## Task instructions
Output every line below without omitting or altering anything.

** Start Excerpted data **

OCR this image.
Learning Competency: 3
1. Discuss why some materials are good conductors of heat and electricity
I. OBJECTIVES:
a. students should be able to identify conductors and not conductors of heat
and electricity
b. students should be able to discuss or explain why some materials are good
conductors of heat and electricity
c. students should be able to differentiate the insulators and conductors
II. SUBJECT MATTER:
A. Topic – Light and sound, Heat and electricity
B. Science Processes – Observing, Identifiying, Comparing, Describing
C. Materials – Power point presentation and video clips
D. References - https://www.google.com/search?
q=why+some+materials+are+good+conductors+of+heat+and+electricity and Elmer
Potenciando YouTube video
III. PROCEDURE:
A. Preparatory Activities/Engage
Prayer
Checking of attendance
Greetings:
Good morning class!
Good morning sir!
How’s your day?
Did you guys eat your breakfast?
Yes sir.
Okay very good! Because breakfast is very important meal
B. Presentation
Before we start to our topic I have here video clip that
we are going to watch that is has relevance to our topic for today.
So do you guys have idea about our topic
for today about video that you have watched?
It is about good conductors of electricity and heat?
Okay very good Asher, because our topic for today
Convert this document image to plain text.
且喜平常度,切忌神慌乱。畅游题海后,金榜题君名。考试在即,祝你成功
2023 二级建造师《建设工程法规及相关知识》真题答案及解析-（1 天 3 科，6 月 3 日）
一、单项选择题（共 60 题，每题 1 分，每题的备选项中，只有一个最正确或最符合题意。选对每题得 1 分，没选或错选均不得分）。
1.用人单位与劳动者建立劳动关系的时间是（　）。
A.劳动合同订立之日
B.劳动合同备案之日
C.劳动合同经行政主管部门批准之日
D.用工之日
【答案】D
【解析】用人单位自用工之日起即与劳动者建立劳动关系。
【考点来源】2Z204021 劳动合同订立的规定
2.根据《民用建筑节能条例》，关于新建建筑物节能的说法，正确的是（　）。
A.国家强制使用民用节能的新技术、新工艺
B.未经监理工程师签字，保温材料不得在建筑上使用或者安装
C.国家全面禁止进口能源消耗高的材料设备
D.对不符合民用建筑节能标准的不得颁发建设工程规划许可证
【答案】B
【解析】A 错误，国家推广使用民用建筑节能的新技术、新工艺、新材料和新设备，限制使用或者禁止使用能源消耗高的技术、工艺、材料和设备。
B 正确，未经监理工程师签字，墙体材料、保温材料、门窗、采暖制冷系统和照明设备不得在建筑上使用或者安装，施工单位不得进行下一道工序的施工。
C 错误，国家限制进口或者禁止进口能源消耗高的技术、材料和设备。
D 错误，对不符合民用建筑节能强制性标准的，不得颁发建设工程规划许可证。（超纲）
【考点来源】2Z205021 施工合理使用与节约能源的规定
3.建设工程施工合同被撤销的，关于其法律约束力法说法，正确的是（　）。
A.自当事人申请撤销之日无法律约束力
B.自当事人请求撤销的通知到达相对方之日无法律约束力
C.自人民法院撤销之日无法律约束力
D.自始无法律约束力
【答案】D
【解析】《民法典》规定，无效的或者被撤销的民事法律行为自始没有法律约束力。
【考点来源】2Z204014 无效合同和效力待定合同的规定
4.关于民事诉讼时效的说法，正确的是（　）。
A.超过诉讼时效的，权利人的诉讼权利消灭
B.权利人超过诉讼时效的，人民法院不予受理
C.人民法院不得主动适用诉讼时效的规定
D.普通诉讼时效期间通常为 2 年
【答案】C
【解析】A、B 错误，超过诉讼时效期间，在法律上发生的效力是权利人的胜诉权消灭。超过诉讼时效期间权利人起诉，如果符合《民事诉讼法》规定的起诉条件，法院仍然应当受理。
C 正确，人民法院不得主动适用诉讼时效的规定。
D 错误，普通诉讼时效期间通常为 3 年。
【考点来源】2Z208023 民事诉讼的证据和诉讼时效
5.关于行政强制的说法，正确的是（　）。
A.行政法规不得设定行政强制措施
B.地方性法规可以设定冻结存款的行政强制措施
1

** End Excerpted data **

## The solution
OCR this image.
Learning Competency: 3
1. Discuss why some materials are good conductors of heat and electricity
I. OBJECTIVES:
a. students should be able to identify conductors and not conductors of heat
and electricity
b. students should be able to discuss or explain why some materials are good
conductors of heat and electricity
c. students should be able to differentiate the insulators and conductors
II. SUBJECT MATTER:
A. Topic – Light and sound, Heat and electricity
B. Science Processes – Observing, Identifiying, Comparing, Describing
C. Materials – Power point presentation and video clips
D. References - https://www.google.com/search?
q=why+some+materials+are+good+conductors+of+heat+and+electricity and Elmer
Potenciando YouTube video
III. PROCEDURE:
A. Preparatory Activities/Engage
Prayer
Checking of attendance
Greetings:
Good morning class!
Good morning sir!
How’s your day?
Did you guys eat your breakfast?
Yes sir.
Okay very good! Because breakfast is very important meal
B. Presentation
Before we start to our topic I have here video clip that
we are going to watch that is has relevance to our topic for today.
So do you guys have idea about our topic
for today about video that you have watched?
It is about good conductors of electricity and heat?
Okay very good Asher, because our topic for today
Convert this document image to plain text.
且喜平常度,切忌神慌乱。畅游题海后,金榜题君名。考试在即,祝你成功
2023 二级建造师《建设工程法规及相关知识》真题答案及解析-（1 天 3 科，6 月 3 日）
一、单项选择题（共 60 题，每题 1 分，每题的备选项中，只有一个最正确或最符合题意。选对每题得 1 分，没选或错选均不得分）。
1.用人单位与劳动者建立劳动关系的时间是（　）。
A.劳动合同订立之日
B.劳动合同备案之日
C.劳动合同经行政主管部门批准之日
D.用工之日
【答案】D
【解析】用人单位自用工之日起即与劳动者建立劳动关系。
【考点来源】2Z204021 劳动合同订立的规定
2.根据《民用建筑节能条例》，关于新建建筑物节能的说法，正确的是（　）。
A.国家强制使用民用节能的新技术、新工艺
B.未经监理工程师签字，保温材料不得在建筑上使用或者安装
C.国家全面禁止进口能源消耗高的材料设备
D.对不符合民用建筑节能标准的不得颁发建设工程规划许可证
【答案】B
【解析】A 错误，国家推广使用民用建筑节能的新技术、新工艺、新材料和新设备，限制使用或者禁止使用能源消耗高的技术、工艺、材料和设备。
B 正确，未经监理工程师签字，墙体材料、保温材料、门窗、采暖制冷系统和照明设备不得在建筑上使用或者安装，施工单位不得进行下一道工序的施工。
C 错误，国家限制进口或者禁止进口能源消耗高的技术、材料和设备。
D 错误，对不符合民用建筑节能强制性标准的，不得颁发建设工程规划许可证。（超纲）
【考点来源】2Z205021 施工合理使用与节约能源的规定
3.建设工程施工合同被撤销的，关于其法律约束力法说法，正确的是（　）。
A.自当事人申请撤销之日无法律约束力
B.自当事人请求撤销的通知到达相对方之日无法律约束力
C.自人民法院撤销之日无法律约束力
D.自始无法律约束力
【答案】D
【解析】《民法典》规定，无效的或者被撤销的民事法律行为自始没有法律约束力。
【考点来源】2Z204014 无效合同和效力待定合同的规定
4.关于民事诉讼时效的说法，正确的是（　）。
A.超过诉讼时效的，权利人的诉讼权利消灭
B.权利人超过诉讼时效的，人民法院不予受理
C.人民法院不得主动适用诉讼时效的规定
D.普通诉讼时效期间通常为 2 年
【答案】C
【解析】A、B 错误，超过诉讼时效期间，在法律上发生的效力是权利人的胜诉权消灭。超过诉讼时效期间权利人起诉，如果符合《民事诉讼法》规定的起诉条件，法院仍然应当受理。
C 正确，人民法院不得主动适用诉讼时效的规定。
D 错误，普通诉讼时效期间通常为 3 年。
【考点来源】2Z208023 民事诉讼的证据和诉讼时效
5.关于行政强制的说法，正确的是（　）。
A.行政法规不得设定行政强制措施
B.地方性法规可以设定冻结存款的行政强制措施
1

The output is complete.